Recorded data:
---------------
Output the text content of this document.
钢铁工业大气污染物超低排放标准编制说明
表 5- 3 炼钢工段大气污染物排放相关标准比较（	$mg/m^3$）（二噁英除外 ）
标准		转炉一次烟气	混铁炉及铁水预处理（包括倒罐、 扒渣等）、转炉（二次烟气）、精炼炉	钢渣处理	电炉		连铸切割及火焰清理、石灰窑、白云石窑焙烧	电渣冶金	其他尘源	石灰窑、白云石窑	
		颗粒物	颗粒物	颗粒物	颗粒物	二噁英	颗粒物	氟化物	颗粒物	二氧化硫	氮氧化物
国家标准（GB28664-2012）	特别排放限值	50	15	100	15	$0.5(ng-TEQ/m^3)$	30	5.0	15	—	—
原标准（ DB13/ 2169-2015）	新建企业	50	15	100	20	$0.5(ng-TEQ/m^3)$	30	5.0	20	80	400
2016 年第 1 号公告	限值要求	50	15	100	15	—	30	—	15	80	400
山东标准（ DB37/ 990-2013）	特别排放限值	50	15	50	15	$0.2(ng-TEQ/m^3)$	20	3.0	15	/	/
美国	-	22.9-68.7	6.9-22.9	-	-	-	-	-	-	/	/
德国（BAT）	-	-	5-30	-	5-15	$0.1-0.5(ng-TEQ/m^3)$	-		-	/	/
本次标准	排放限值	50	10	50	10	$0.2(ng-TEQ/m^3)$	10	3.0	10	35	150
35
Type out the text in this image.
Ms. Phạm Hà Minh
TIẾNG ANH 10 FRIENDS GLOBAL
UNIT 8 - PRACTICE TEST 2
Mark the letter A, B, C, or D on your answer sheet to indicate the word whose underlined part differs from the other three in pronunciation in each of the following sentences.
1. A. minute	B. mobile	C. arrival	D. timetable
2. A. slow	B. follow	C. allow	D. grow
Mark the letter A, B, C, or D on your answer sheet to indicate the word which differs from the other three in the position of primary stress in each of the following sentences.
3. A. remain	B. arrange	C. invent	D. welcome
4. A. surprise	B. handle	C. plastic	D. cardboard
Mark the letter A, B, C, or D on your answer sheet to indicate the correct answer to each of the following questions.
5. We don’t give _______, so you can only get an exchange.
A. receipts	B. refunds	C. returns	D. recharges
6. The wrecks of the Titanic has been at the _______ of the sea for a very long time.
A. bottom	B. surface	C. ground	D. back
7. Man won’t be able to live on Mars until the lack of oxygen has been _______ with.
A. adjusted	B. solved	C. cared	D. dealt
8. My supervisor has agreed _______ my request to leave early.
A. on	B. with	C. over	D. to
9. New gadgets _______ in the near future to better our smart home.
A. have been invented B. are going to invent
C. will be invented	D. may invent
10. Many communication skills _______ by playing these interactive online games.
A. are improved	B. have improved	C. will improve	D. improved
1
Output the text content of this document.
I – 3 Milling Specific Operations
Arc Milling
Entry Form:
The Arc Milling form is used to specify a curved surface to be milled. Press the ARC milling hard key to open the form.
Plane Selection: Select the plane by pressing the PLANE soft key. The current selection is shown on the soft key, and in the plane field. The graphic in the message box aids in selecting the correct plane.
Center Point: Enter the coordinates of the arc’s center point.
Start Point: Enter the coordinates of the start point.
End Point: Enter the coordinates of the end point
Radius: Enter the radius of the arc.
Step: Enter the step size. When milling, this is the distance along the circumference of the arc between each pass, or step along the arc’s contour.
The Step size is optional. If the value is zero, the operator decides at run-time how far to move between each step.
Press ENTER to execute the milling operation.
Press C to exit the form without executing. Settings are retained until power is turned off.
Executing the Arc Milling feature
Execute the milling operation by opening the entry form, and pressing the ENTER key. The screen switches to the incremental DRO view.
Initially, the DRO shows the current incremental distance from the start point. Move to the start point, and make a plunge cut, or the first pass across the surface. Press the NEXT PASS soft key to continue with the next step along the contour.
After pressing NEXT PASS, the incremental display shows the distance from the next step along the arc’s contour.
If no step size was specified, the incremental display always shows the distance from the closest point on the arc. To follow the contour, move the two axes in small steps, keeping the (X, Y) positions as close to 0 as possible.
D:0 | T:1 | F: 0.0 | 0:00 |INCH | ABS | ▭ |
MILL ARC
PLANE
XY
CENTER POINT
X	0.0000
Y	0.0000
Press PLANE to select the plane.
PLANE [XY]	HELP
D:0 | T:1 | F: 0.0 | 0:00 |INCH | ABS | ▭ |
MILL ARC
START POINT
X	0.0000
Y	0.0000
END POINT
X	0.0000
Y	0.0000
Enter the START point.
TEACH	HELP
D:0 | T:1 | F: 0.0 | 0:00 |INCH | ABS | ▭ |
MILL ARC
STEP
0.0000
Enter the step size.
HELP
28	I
---------------
Which lines of the data above contain "distance"? Copy each one.

▸ TASK RESULT
Step: Enter the step size. When milling, this is the distance along the circumference of the arc between each pass, or step along the arc’s contour.
Initially, the DRO shows the current incremental distance from the start point. Move to the start point, and make a plunge cut, or the first pass across the surface. Press the NEXT PASS soft key to continue with the next step along the contour.
After pressing NEXT PASS, the incremental display shows the distance from the next step along the arc’s contour.
If no step size was specified, the incremental display always shows the distance from the closest point on the arc. To follow the contour, move the two axes in small steps, keeping the (X, Y) positions as close to 0 as possible.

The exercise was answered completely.